YOUR INSTRUCTIONS: Give every line from the entries that contains "Stayed".

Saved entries
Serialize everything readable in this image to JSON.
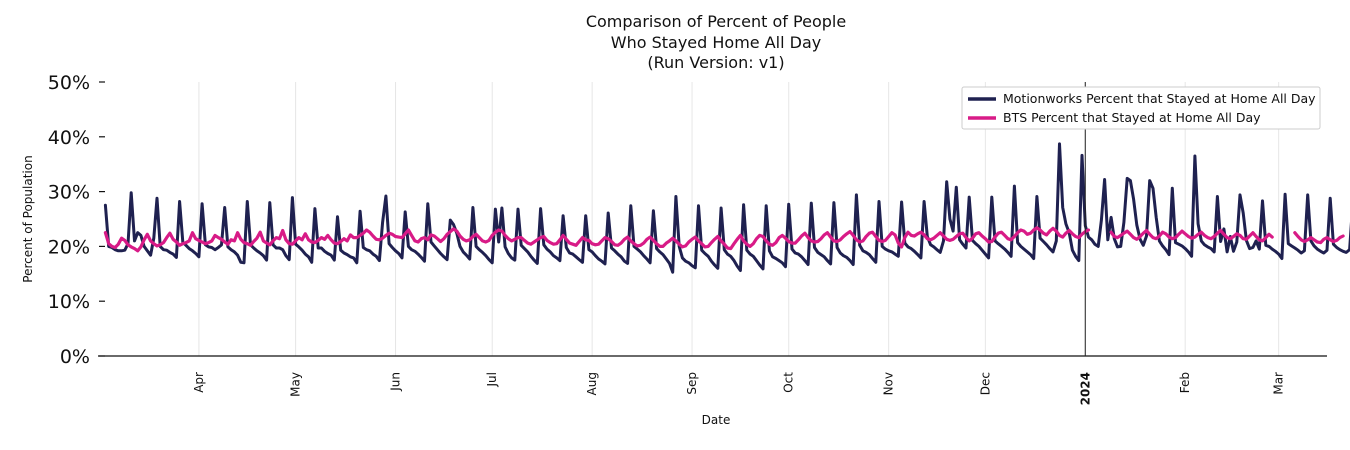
{
  "chart_data": {
    "type": "line",
    "title_lines": [
      "Comparison of Percent of People",
      "Who Stayed Home All Day",
      "(Run Version: v1)"
    ],
    "xlabel": "Date",
    "ylabel": "Percent of Population",
    "ylim": [
      0,
      50
    ],
    "yticks": [
      0,
      10,
      20,
      30,
      40,
      50
    ],
    "ytick_labels": [
      "0%",
      "10%",
      "20%",
      "30%",
      "40%",
      "50%"
    ],
    "x_range_days": [
      0,
      381
    ],
    "start_date": "2023-03-01",
    "month_ticks": [
      {
        "label": "Apr",
        "day": 31,
        "bold": false
      },
      {
        "label": "May",
        "day": 61,
        "bold": false
      },
      {
        "label": "Jun",
        "day": 92,
        "bold": false
      },
      {
        "label": "Jul",
        "day": 122,
        "bold": false
      },
      {
        "label": "Aug",
        "day": 153,
        "bold": false
      },
      {
        "label": "Sep",
        "day": 184,
        "bold": false
      },
      {
        "label": "Oct",
        "day": 214,
        "bold": false
      },
      {
        "label": "Nov",
        "day": 245,
        "bold": false
      },
      {
        "label": "Dec",
        "day": 275,
        "bold": false
      },
      {
        "label": "2024",
        "day": 306,
        "bold": true
      },
      {
        "label": "Feb",
        "day": 337,
        "bold": false
      },
      {
        "label": "Mar",
        "day": 366,
        "bold": false
      }
    ],
    "reference_line_day": 306,
    "legend_position": "top-right",
    "series": [
      {
        "name": "Motionworks Percent that Stayed at Home All Day",
        "color": "#1f2150",
        "x_start": 2,
        "values": [
          27.5,
          20.0,
          19.8,
          19.4,
          19.2,
          19.2,
          19.3,
          20.5,
          29.8,
          21.0,
          22.5,
          22.0,
          20.0,
          19.2,
          18.4,
          21.5,
          28.8,
          20.0,
          19.4,
          19.3,
          18.9,
          18.6,
          18.0,
          28.2,
          20.8,
          20.2,
          19.6,
          19.2,
          18.7,
          18.1,
          27.8,
          20.3,
          19.9,
          19.8,
          19.4,
          19.8,
          20.3,
          27.1,
          19.9,
          19.4,
          19.0,
          18.4,
          17.1,
          17.0,
          28.2,
          20.3,
          19.7,
          19.2,
          18.8,
          18.3,
          17.5,
          28.0,
          20.3,
          19.7,
          19.7,
          19.4,
          18.3,
          17.6,
          28.9,
          20.4,
          19.9,
          19.3,
          18.6,
          18.1,
          17.1,
          26.9,
          19.7,
          19.7,
          19.1,
          18.7,
          18.4,
          17.5,
          25.4,
          19.3,
          18.8,
          18.5,
          18.1,
          17.9,
          17.0,
          26.4,
          19.8,
          19.4,
          19.2,
          18.6,
          18.2,
          17.4,
          24.4,
          29.2,
          20.5,
          19.8,
          19.2,
          18.7,
          17.9,
          26.3,
          20.0,
          19.4,
          19.1,
          18.6,
          18.0,
          17.3,
          27.8,
          20.8,
          20.1,
          19.4,
          18.7,
          18.1,
          17.6,
          24.8,
          24.0,
          22.4,
          20.0,
          19.0,
          18.4,
          17.7,
          27.1,
          20.0,
          19.4,
          18.9,
          18.3,
          17.6,
          17.0,
          26.8,
          20.8,
          27.0,
          19.9,
          18.7,
          17.9,
          17.5,
          26.8,
          20.2,
          19.6,
          19.0,
          18.2,
          17.5,
          16.9,
          26.9,
          20.3,
          19.5,
          19.0,
          18.3,
          17.9,
          17.4,
          25.6,
          19.8,
          18.8,
          18.6,
          18.1,
          17.6,
          17.1,
          25.6,
          19.4,
          19.0,
          18.3,
          17.7,
          17.3,
          16.8,
          26.1,
          19.7,
          19.2,
          18.6,
          18.1,
          17.3,
          16.9,
          27.4,
          20.0,
          19.5,
          19.0,
          18.3,
          17.7,
          17.0,
          26.5,
          19.6,
          19.0,
          18.5,
          17.7,
          16.9,
          15.3,
          29.1,
          20.0,
          17.9,
          17.3,
          17.0,
          16.5,
          16.1,
          27.4,
          19.3,
          18.7,
          18.2,
          17.3,
          16.6,
          16.0,
          27.0,
          19.4,
          18.6,
          18.2,
          17.4,
          16.4,
          15.6,
          27.6,
          19.3,
          18.6,
          18.2,
          17.4,
          16.6,
          15.9,
          27.4,
          19.2,
          18.1,
          17.8,
          17.4,
          17.0,
          16.3,
          27.7,
          19.5,
          18.8,
          18.6,
          18.1,
          17.4,
          16.7,
          27.9,
          19.8,
          18.9,
          18.5,
          18.1,
          17.4,
          16.8,
          28.0,
          19.8,
          18.8,
          18.3,
          18.0,
          17.4,
          16.7,
          29.4,
          20.2,
          19.2,
          18.9,
          18.5,
          17.8,
          17.1,
          28.2,
          20.0,
          19.5,
          19.2,
          19.0,
          18.6,
          18.2,
          28.1,
          20.6,
          19.9,
          19.6,
          19.1,
          18.5,
          17.9,
          28.2,
          21.8,
          20.3,
          19.9,
          19.4,
          18.9,
          21.0,
          31.8,
          25.0,
          22.8,
          30.8,
          21.2,
          20.4,
          19.7,
          29.0,
          21.1,
          20.5,
          20.0,
          19.3,
          18.6,
          17.9,
          29.0,
          21.0,
          20.5,
          20.0,
          19.5,
          18.9,
          18.2,
          31.0,
          20.7,
          20.0,
          19.5,
          19.0,
          18.5,
          17.8,
          29.1,
          21.5,
          20.9,
          20.3,
          19.6,
          19.0,
          21.0,
          38.7,
          27.1,
          24.1,
          22.5,
          19.3,
          18.2,
          17.4,
          36.6,
          23.8,
          21.7,
          21.2,
          20.4,
          20.0,
          24.8,
          32.2,
          21.2,
          25.3,
          21.4,
          19.9,
          20.0,
          24.4,
          32.4,
          32.0,
          28.6,
          23.9,
          21.3,
          20.2,
          21.9,
          32.0,
          30.6,
          25.3,
          21.0,
          20.1,
          19.4,
          18.5,
          30.6,
          20.7,
          20.4,
          20.1,
          19.6,
          19.0,
          18.2,
          36.5,
          24.1,
          21.0,
          20.3,
          19.9,
          19.6,
          19.0,
          29.1,
          20.9,
          23.2,
          19.0,
          21.8,
          19.1,
          20.8,
          29.4,
          26.1,
          21.1,
          19.6,
          19.8,
          21.0,
          19.5,
          28.3,
          20.2,
          20.0,
          19.5,
          19.1,
          18.6,
          17.8,
          29.5,
          20.5,
          20.1,
          19.7,
          19.3,
          18.8,
          19.2,
          29.4,
          21.0,
          20.1,
          19.5,
          19.1,
          18.8,
          19.3,
          28.8,
          20.4,
          19.8,
          19.4,
          19.1,
          18.9,
          19.4,
          28.0
        ]
      },
      {
        "name": "BTS Percent that Stayed at Home All Day",
        "color": "#d81b87",
        "x_start": 2,
        "values": [
          22.5,
          20.5,
          20.0,
          19.8,
          20.4,
          21.5,
          21.1,
          20.3,
          19.9,
          19.6,
          19.2,
          19.9,
          21.2,
          22.2,
          21.0,
          20.5,
          20.1,
          20.3,
          20.7,
          21.6,
          22.4,
          21.3,
          20.8,
          20.2,
          20.5,
          20.7,
          21.0,
          22.5,
          21.4,
          21.1,
          20.8,
          20.5,
          20.7,
          21.0,
          22.0,
          21.6,
          21.3,
          20.8,
          20.4,
          21.2,
          21.0,
          22.5,
          21.3,
          20.7,
          20.5,
          20.2,
          20.9,
          21.5,
          22.6,
          21.0,
          20.6,
          20.3,
          21.0,
          21.6,
          21.4,
          22.9,
          21.2,
          20.5,
          20.4,
          21.0,
          21.6,
          21.2,
          22.3,
          21.2,
          20.8,
          20.7,
          21.1,
          21.6,
          21.3,
          22.0,
          21.2,
          20.6,
          20.5,
          20.9,
          21.4,
          21.0,
          22.1,
          21.6,
          21.6,
          22.0,
          22.4,
          23.0,
          22.6,
          21.9,
          21.3,
          21.2,
          21.5,
          22.0,
          22.4,
          22.2,
          21.8,
          21.7,
          21.6,
          22.3,
          23.0,
          22.0,
          21.0,
          20.8,
          21.4,
          21.6,
          21.2,
          22.1,
          21.9,
          21.4,
          20.9,
          21.4,
          22.2,
          22.7,
          23.2,
          22.8,
          21.9,
          21.3,
          21.0,
          21.2,
          21.8,
          22.2,
          21.6,
          21.0,
          20.8,
          21.1,
          22.0,
          22.6,
          23.0,
          22.8,
          22.0,
          21.4,
          21.0,
          21.3,
          21.6,
          21.6,
          21.1,
          20.6,
          20.4,
          20.8,
          21.2,
          21.6,
          21.8,
          21.1,
          20.7,
          20.4,
          20.5,
          21.2,
          22.0,
          21.3,
          20.6,
          20.4,
          20.2,
          20.9,
          21.6,
          21.2,
          21.1,
          20.5,
          20.3,
          20.4,
          21.0,
          21.6,
          21.4,
          20.9,
          20.3,
          20.2,
          20.6,
          21.3,
          21.7,
          21.0,
          20.5,
          20.1,
          20.2,
          20.6,
          21.3,
          21.7,
          21.1,
          20.5,
          20.0,
          20.0,
          20.6,
          21.0,
          21.5,
          21.0,
          20.4,
          19.9,
          20.1,
          20.8,
          21.3,
          21.7,
          21.0,
          20.5,
          19.9,
          20.0,
          20.7,
          21.3,
          21.8,
          21.0,
          20.4,
          19.7,
          19.6,
          20.5,
          21.3,
          22.0,
          21.0,
          20.4,
          20.0,
          20.5,
          21.4,
          22.0,
          21.8,
          21.0,
          20.4,
          20.2,
          20.7,
          21.6,
          22.0,
          21.5,
          20.9,
          20.6,
          20.6,
          21.2,
          21.9,
          22.4,
          21.6,
          21.0,
          20.8,
          20.9,
          21.4,
          22.1,
          22.5,
          21.7,
          21.0,
          20.9,
          21.2,
          21.8,
          22.3,
          22.7,
          22.0,
          21.2,
          20.8,
          21.0,
          21.8,
          22.4,
          22.6,
          21.8,
          21.1,
          20.9,
          21.1,
          21.8,
          22.5,
          22.1,
          20.6,
          19.9,
          21.6,
          22.6,
          22.0,
          21.9,
          22.3,
          22.6,
          22.1,
          21.4,
          21.2,
          21.5,
          22.0,
          22.5,
          21.9,
          21.3,
          21.1,
          21.3,
          21.8,
          22.3,
          22.4,
          21.6,
          21.0,
          21.5,
          22.3,
          22.5,
          21.9,
          21.4,
          20.8,
          20.9,
          21.7,
          22.4,
          22.6,
          22.0,
          21.4,
          21.2,
          21.8,
          22.5,
          23.0,
          22.8,
          22.2,
          22.4,
          23.0,
          23.4,
          23.0,
          22.4,
          22.1,
          22.8,
          23.3,
          22.8,
          22.0,
          21.7,
          22.4,
          22.9,
          22.3,
          21.8,
          21.6,
          22.2,
          22.7,
          23.0,
          null,
          null,
          null,
          null,
          null,
          null,
          22.6,
          21.8,
          21.6,
          22.0,
          22.4,
          22.8,
          22.2,
          21.6,
          21.3,
          21.8,
          22.4,
          22.9,
          22.2,
          21.6,
          21.4,
          21.9,
          22.6,
          22.3,
          21.7,
          21.4,
          21.6,
          22.2,
          22.8,
          22.3,
          21.8,
          21.5,
          21.7,
          22.2,
          22.6,
          22.0,
          21.6,
          21.4,
          21.8,
          22.4,
          22.9,
          22.2,
          21.6,
          21.4,
          21.8,
          22.3,
          22.0,
          21.4,
          21.3,
          21.9,
          22.5,
          21.8,
          21.2,
          21.0,
          21.6,
          22.2,
          21.7,
          null,
          null,
          null,
          null,
          null,
          null,
          22.5,
          21.8,
          21.2,
          20.9,
          21.2,
          21.6,
          21.2,
          20.8,
          20.7,
          21.3,
          21.6,
          21.2,
          20.9,
          21.1,
          21.6,
          21.9
        ]
      }
    ]
  }
}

EXERCISE RESPONSE:
      "Who Stayed Home All Day",
        "name": "Motionworks Percent that Stayed at Home All Day",
        "name": "BTS Percent that Stayed at Home All Day",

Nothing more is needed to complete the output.